**EXERCISE INPUT:**
• • • •

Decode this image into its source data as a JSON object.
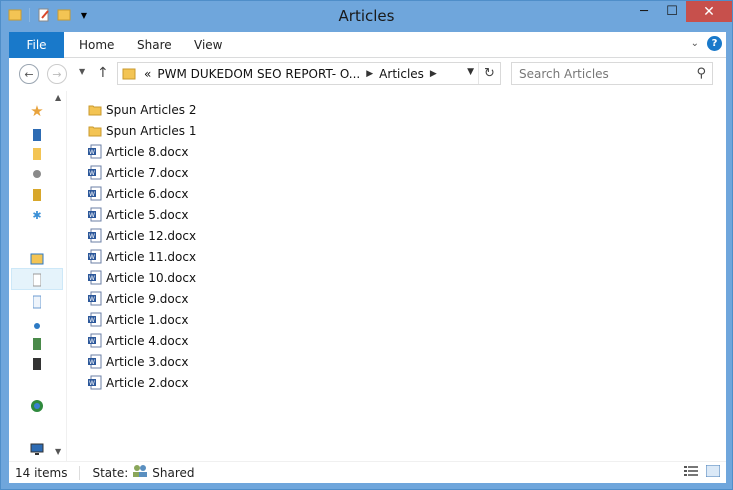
{
  "window": {
    "title": "Articles"
  },
  "ribbon": {
    "file": "File",
    "tabs": [
      "Home",
      "Share",
      "View"
    ]
  },
  "address": {
    "recent": "«",
    "path": [
      "PWM DUKEDOM SEO REPORT- O...",
      "Articles"
    ]
  },
  "search": {
    "placeholder": "Search Articles"
  },
  "files": [
    {
      "name": "Spun Articles 2",
      "type": "folder"
    },
    {
      "name": "Spun Articles 1",
      "type": "folder"
    },
    {
      "name": "Article 8.docx",
      "type": "docx"
    },
    {
      "name": "Article 7.docx",
      "type": "docx"
    },
    {
      "name": "Article 6.docx",
      "type": "docx"
    },
    {
      "name": "Article 5.docx",
      "type": "docx"
    },
    {
      "name": "Article 12.docx",
      "type": "docx"
    },
    {
      "name": "Article 11.docx",
      "type": "docx"
    },
    {
      "name": "Article 10.docx",
      "type": "docx"
    },
    {
      "name": "Article 9.docx",
      "type": "docx"
    },
    {
      "name": "Article 1.docx",
      "type": "docx"
    },
    {
      "name": "Article 4.docx",
      "type": "docx"
    },
    {
      "name": "Article 3.docx",
      "type": "docx"
    },
    {
      "name": "Article 2.docx",
      "type": "docx"
    }
  ],
  "status": {
    "count": "14 items",
    "state_label": "State:",
    "state_value": "Shared"
  },
  "colors": {
    "accent": "#1979ca",
    "frame": "#6fa6dc",
    "close": "#c7504c",
    "folder": "#f3c454",
    "word": "#2b579a"
  }
}
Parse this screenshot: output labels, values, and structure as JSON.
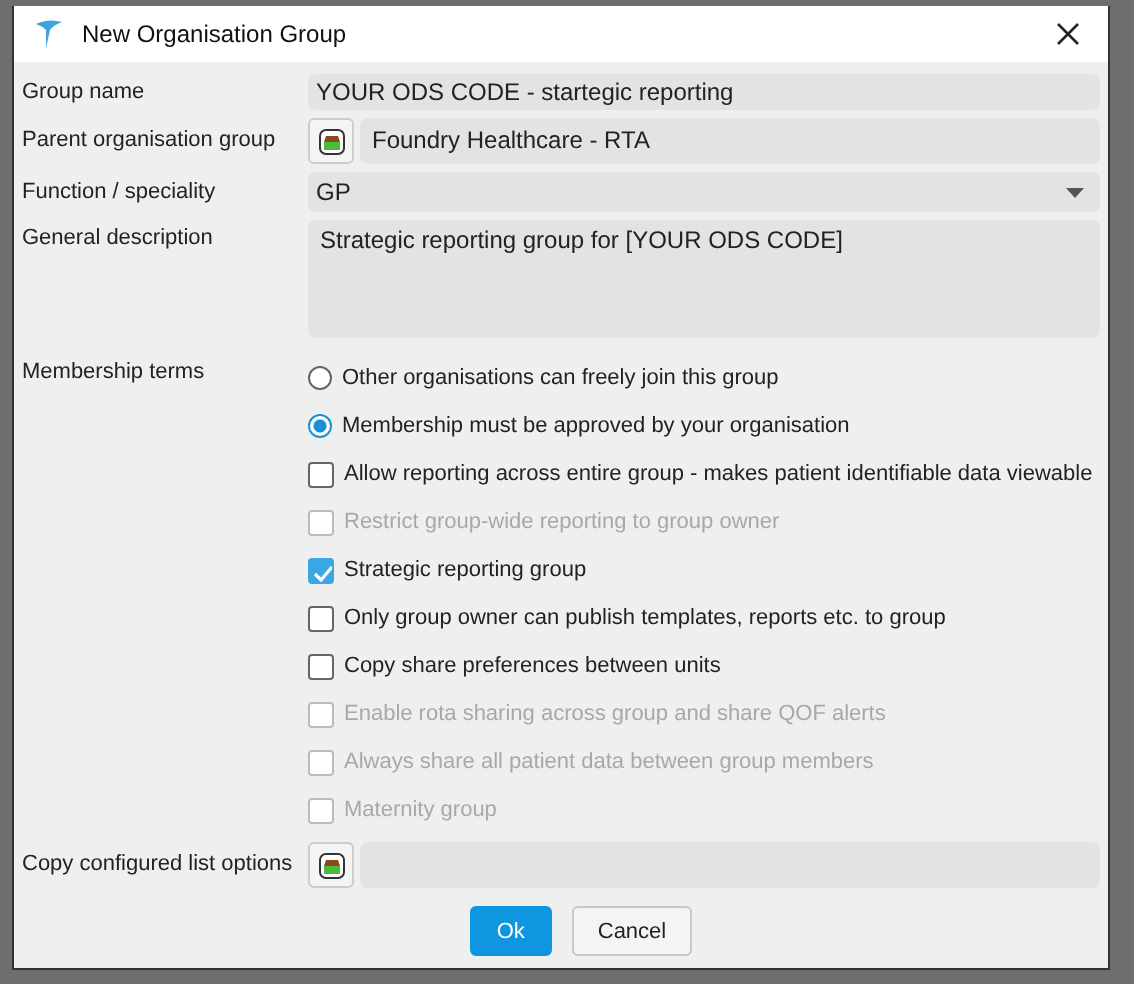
{
  "window": {
    "title": "New Organisation Group"
  },
  "fields": [
    {
      "kind": "text",
      "label": "Group name",
      "value": "YOUR ODS CODE - startegic reporting"
    },
    {
      "kind": "picker",
      "label": "Parent organisation group",
      "value": "Foundry Healthcare - RTA"
    },
    {
      "kind": "dropdown",
      "label": "Function / speciality",
      "value": "GP"
    },
    {
      "kind": "textarea",
      "label": "General description",
      "value": "Strategic reporting group for [YOUR ODS CODE]"
    }
  ],
  "membership": {
    "label": "Membership terms",
    "options": [
      {
        "kind": "radio",
        "label": "Other organisations can freely join this group",
        "selected": false,
        "disabled": false
      },
      {
        "kind": "radio",
        "label": "Membership must be approved by your organisation",
        "selected": true,
        "disabled": false
      },
      {
        "kind": "checkbox",
        "label": "Allow reporting across entire group - makes patient identifiable data viewable",
        "checked": false,
        "disabled": false
      },
      {
        "kind": "checkbox",
        "label": "Restrict group-wide reporting to group owner",
        "checked": false,
        "disabled": true
      },
      {
        "kind": "checkbox",
        "label": "Strategic reporting group",
        "checked": true,
        "disabled": false
      },
      {
        "kind": "checkbox",
        "label": "Only group owner can publish templates, reports etc. to group",
        "checked": false,
        "disabled": false
      },
      {
        "kind": "checkbox",
        "label": "Copy share preferences between units",
        "checked": false,
        "disabled": false
      },
      {
        "kind": "checkbox",
        "label": "Enable rota sharing across group and share QOF alerts",
        "checked": false,
        "disabled": true
      },
      {
        "kind": "checkbox",
        "label": "Always share all patient data between group members",
        "checked": false,
        "disabled": true
      },
      {
        "kind": "checkbox",
        "label": "Maternity group",
        "checked": false,
        "disabled": true
      }
    ]
  },
  "copy_list": {
    "kind": "picker",
    "label": "Copy configured list options"
  },
  "buttons": [
    {
      "label": "Ok",
      "primary": true
    },
    {
      "label": "Cancel",
      "primary": false
    }
  ]
}
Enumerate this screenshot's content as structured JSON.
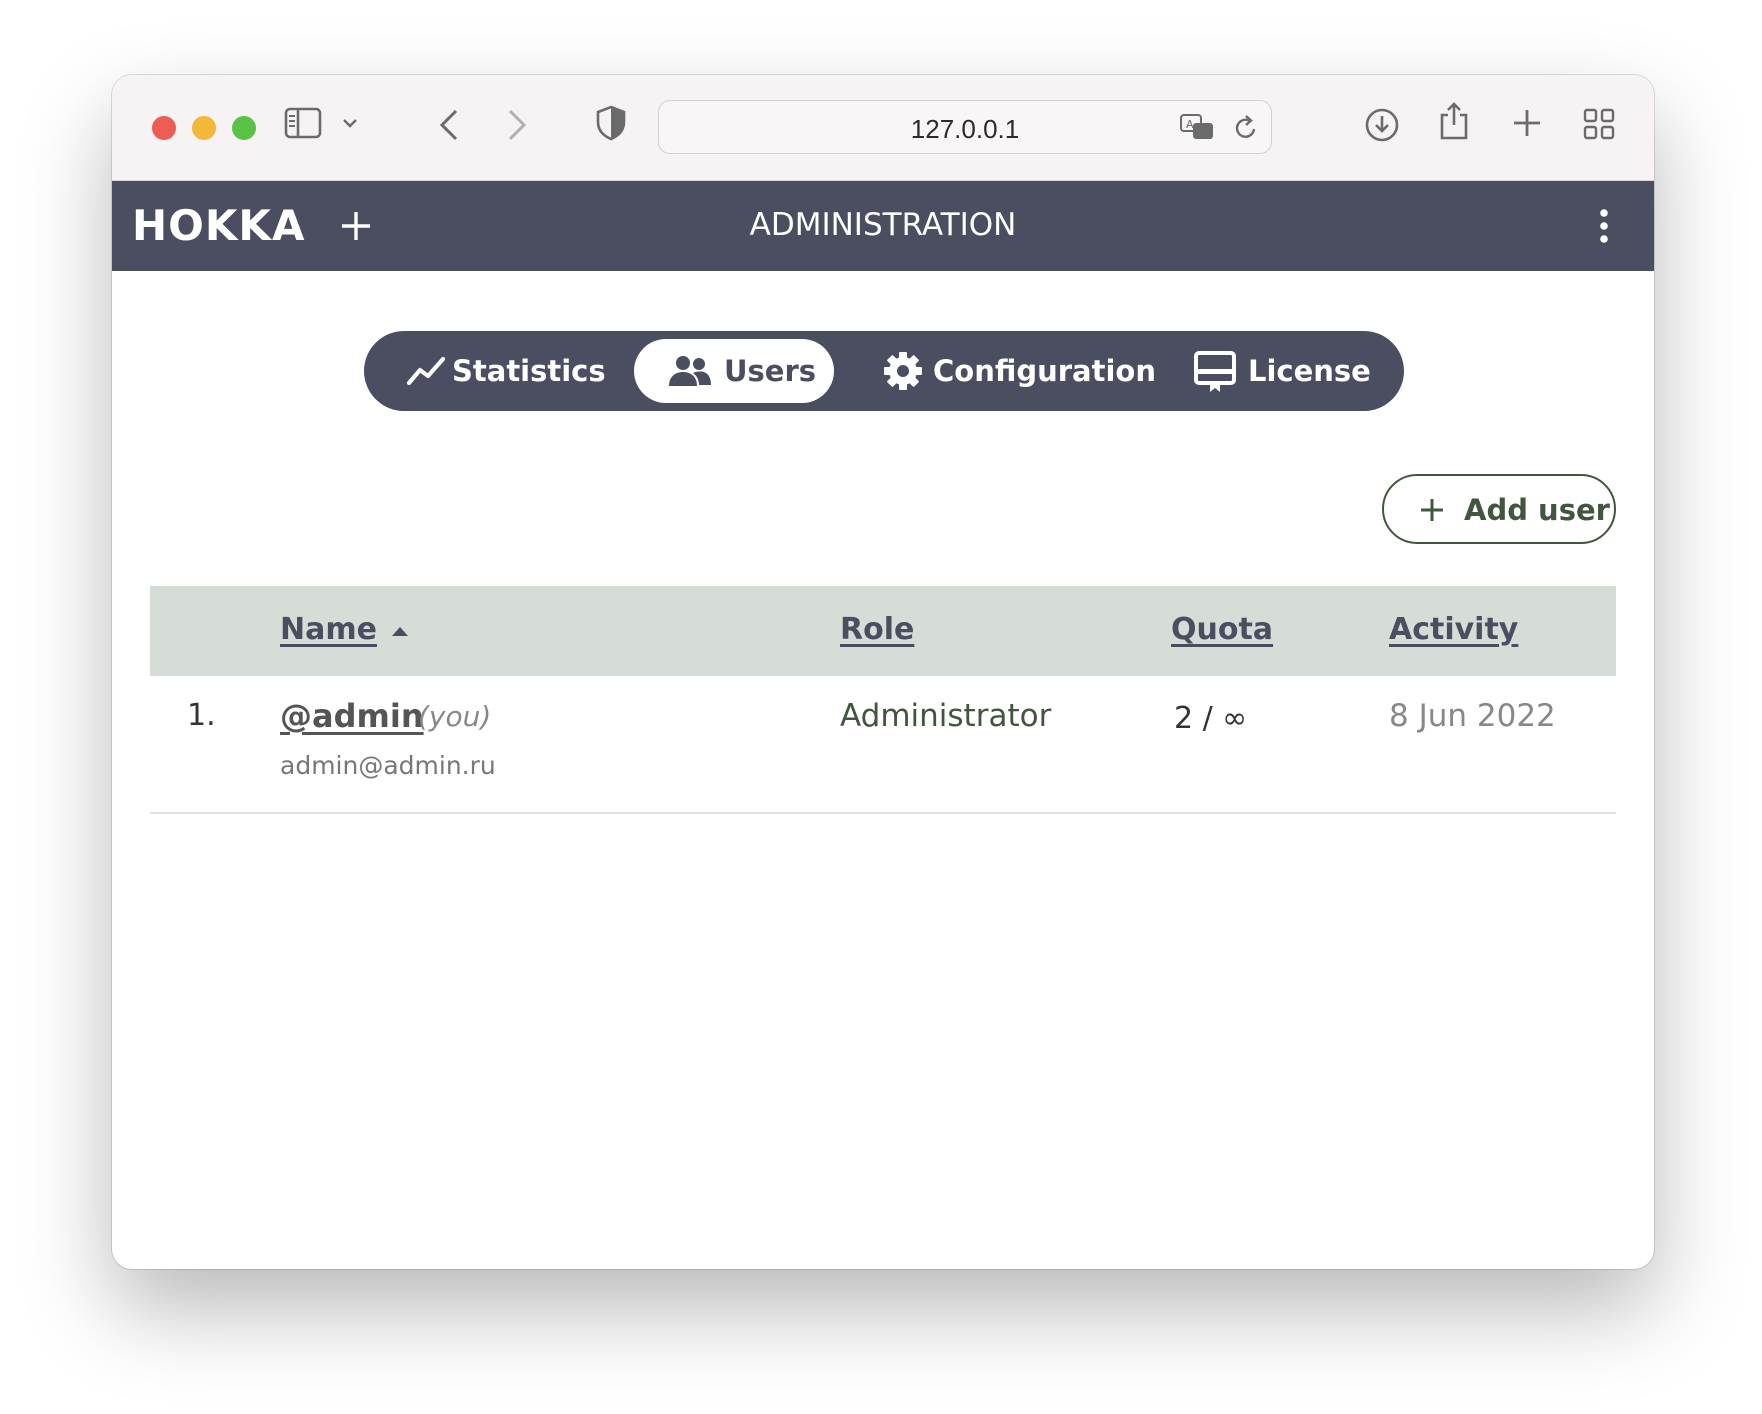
{
  "browser": {
    "url": "127.0.0.1",
    "icons": [
      "sidebar-icon",
      "chevron-down-icon",
      "back-icon",
      "forward-icon",
      "shield-icon",
      "translate-icon",
      "reload-icon",
      "download-icon",
      "share-icon",
      "new-tab-icon",
      "tab-overview-icon"
    ]
  },
  "app": {
    "logo": "HOKKA",
    "title": "ADMINISTRATION",
    "colors": {
      "header": "#4b4d61",
      "accent": "#42553e",
      "table_header": "#d6ddd6"
    }
  },
  "tabs": [
    {
      "label": "Statistics",
      "icon": "chart-line-icon",
      "active": false
    },
    {
      "label": "Users",
      "icon": "users-icon",
      "active": true
    },
    {
      "label": "Configuration",
      "icon": "gear-icon",
      "active": false
    },
    {
      "label": "License",
      "icon": "license-icon",
      "active": false
    }
  ],
  "actions": {
    "add_user": "Add user"
  },
  "table": {
    "columns": {
      "name": "Name",
      "role": "Role",
      "quota": "Quota",
      "activity": "Activity"
    },
    "sort": {
      "column": "Name",
      "direction": "ascending"
    },
    "rows": [
      {
        "index": "1.",
        "username": "@admin",
        "you": "(you)",
        "email": "admin@admin.ru",
        "role": "Administrator",
        "quota": "2 / ∞",
        "activity": "8 Jun 2022"
      }
    ]
  }
}
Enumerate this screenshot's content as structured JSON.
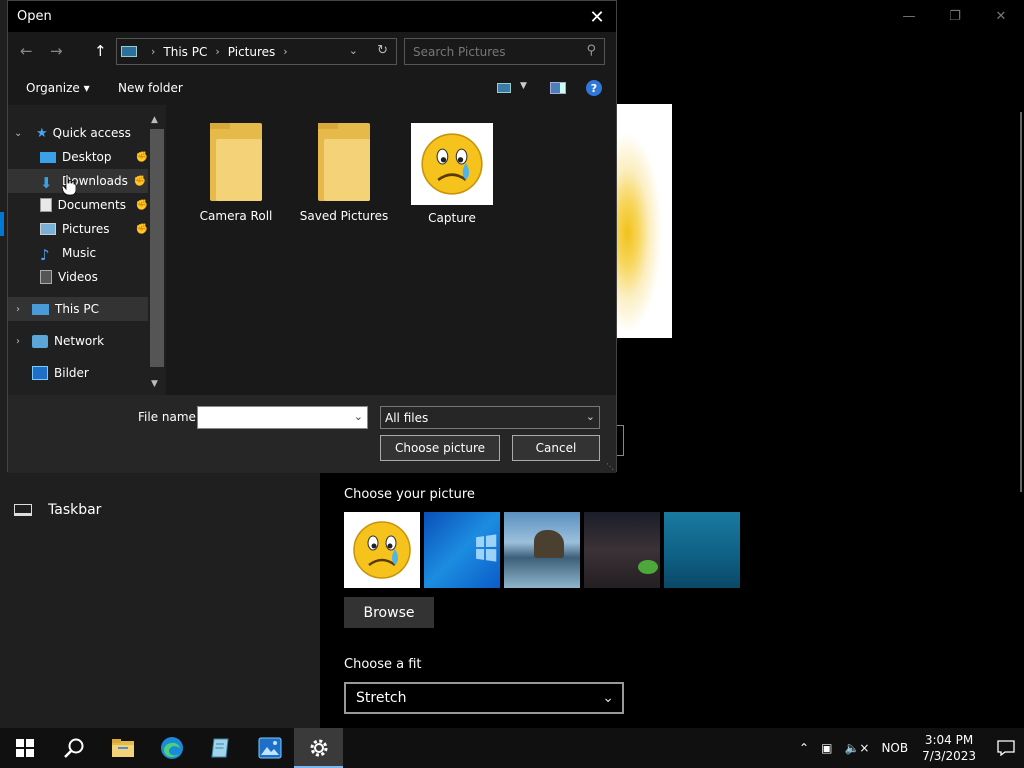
{
  "dialog": {
    "title": "Open",
    "address": {
      "segments": [
        "This PC",
        "Pictures"
      ]
    },
    "search_placeholder": "Search Pictures",
    "toolbar": {
      "organize": "Organize",
      "new_folder": "New folder",
      "help": "?"
    },
    "nav_pane": {
      "quick_access": "Quick access",
      "items": [
        {
          "label": "Desktop"
        },
        {
          "label": "Downloads"
        },
        {
          "label": "Documents"
        },
        {
          "label": "Pictures"
        },
        {
          "label": "Music"
        },
        {
          "label": "Videos"
        }
      ],
      "this_pc": "This PC",
      "network": "Network",
      "bilder": "Bilder"
    },
    "files": [
      {
        "name": "Camera Roll",
        "type": "folder"
      },
      {
        "name": "Saved Pictures",
        "type": "folder"
      },
      {
        "name": "Capture",
        "type": "image"
      }
    ],
    "file_name_label": "File name:",
    "file_name_value": "",
    "file_type": "All files",
    "choose_button": "Choose picture",
    "cancel_button": "Cancel"
  },
  "settings": {
    "nav_taskbar": "Taskbar",
    "choose_picture_label": "Choose your picture",
    "browse_button": "Browse",
    "choose_fit_label": "Choose a fit",
    "fit_value": "Stretch"
  },
  "taskbar": {
    "language": "NOB",
    "time": "3:04 PM",
    "date": "7/3/2023"
  },
  "colors": {
    "accent": "#0078d4",
    "folder": "#f3d278"
  }
}
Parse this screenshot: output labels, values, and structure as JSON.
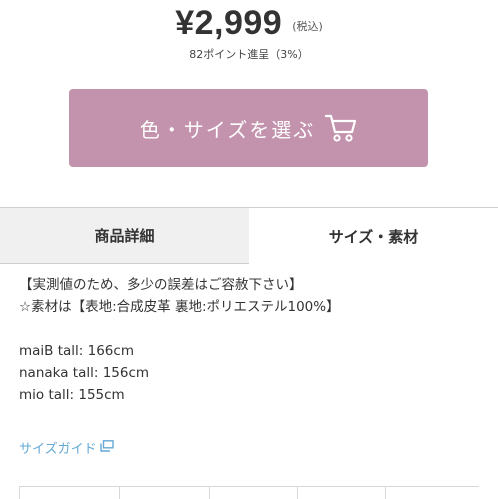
{
  "price": {
    "amount": "¥2,999",
    "tax_note": "(税込)",
    "points": "82ポイント進呈（3%）"
  },
  "select_button": {
    "label": "色・サイズを選ぶ",
    "icon": "cart-icon",
    "color": "#c393ad"
  },
  "tabs": [
    {
      "label": "商品詳細",
      "active": false
    },
    {
      "label": "サイズ・素材",
      "active": true
    }
  ],
  "size_content": {
    "lines": [
      "【実測値のため、多少の誤差はご容赦下さい】",
      "☆素材は【表地:合成皮革 裏地:ポリエステル100%】",
      "",
      "maiB tall: 166cm",
      "nanaka tall: 156cm",
      "mio tall: 155cm"
    ]
  },
  "size_guide": {
    "label": "サイズガイド",
    "icon": "external-window-icon",
    "color": "#66a9d6"
  }
}
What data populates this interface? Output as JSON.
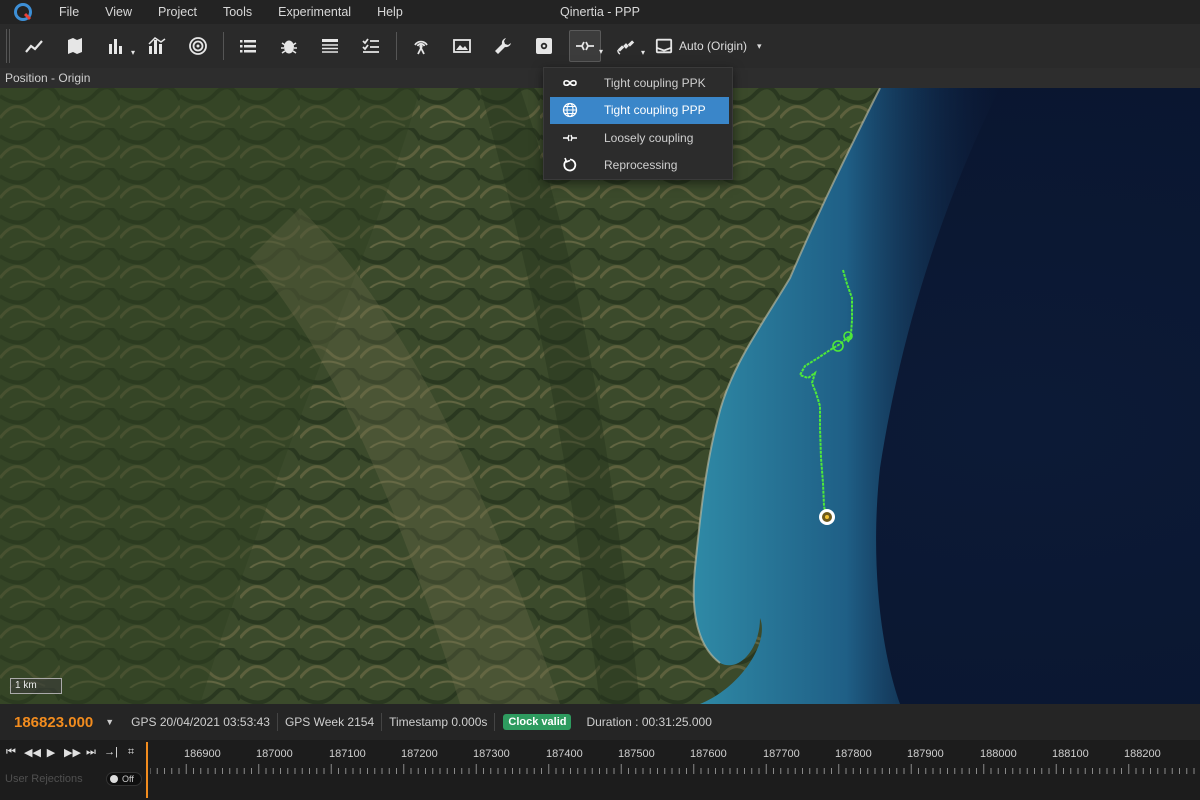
{
  "window": {
    "title": "Qinertia - PPP"
  },
  "menu": [
    "File",
    "View",
    "Project",
    "Tools",
    "Experimental",
    "Help"
  ],
  "toolbar": {
    "buttons": [
      {
        "name": "line-chart-icon"
      },
      {
        "name": "map-icon"
      },
      {
        "name": "bar-chart-icon"
      },
      {
        "name": "bar-chart-2-icon"
      },
      {
        "name": "radar-icon"
      },
      {
        "name": "list-icon"
      },
      {
        "name": "bug-icon"
      },
      {
        "name": "table-icon"
      },
      {
        "name": "checklist-icon"
      },
      {
        "name": "antenna-icon"
      },
      {
        "name": "image-icon"
      },
      {
        "name": "wrench-icon"
      },
      {
        "name": "settings-box-icon"
      },
      {
        "name": "coupling-icon"
      },
      {
        "name": "satellite-icon"
      }
    ],
    "origin_label": "Auto (Origin)"
  },
  "panel": {
    "title": "Position - Origin"
  },
  "dropdown": {
    "items": [
      {
        "label": "Tight coupling PPK",
        "icon": "infinity-icon",
        "selected": false
      },
      {
        "label": "Tight coupling PPP",
        "icon": "globe-icon",
        "selected": true
      },
      {
        "label": "Loosely coupling",
        "icon": "loose-coupling-icon",
        "selected": false
      },
      {
        "label": "Reprocessing",
        "icon": "reprocess-icon",
        "selected": false
      }
    ]
  },
  "map": {
    "scale_label": "1 km"
  },
  "status": {
    "epoch": "186823.000",
    "gps_time": "GPS 20/04/2021 03:53:43",
    "gps_week": "GPS Week 2154",
    "timestamp": "Timestamp 0.000s",
    "clock_badge": "Clock valid",
    "duration": "Duration : 00:31:25.000"
  },
  "timeline": {
    "ticks": [
      "186900",
      "187000",
      "187100",
      "187200",
      "187300",
      "187400",
      "187500",
      "187600",
      "187700",
      "187800",
      "187900",
      "188000",
      "188100",
      "188200"
    ],
    "user_rejections_label": "User Rejections",
    "toggle_label": "Off"
  },
  "colors": {
    "accent": "#3a86c9",
    "epoch": "#f28c1e",
    "clock_valid": "#2e9b5f",
    "track": "#4ee83a"
  }
}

• • • •

Count how many lines include the string "accent". Nothing but the number is needed.

4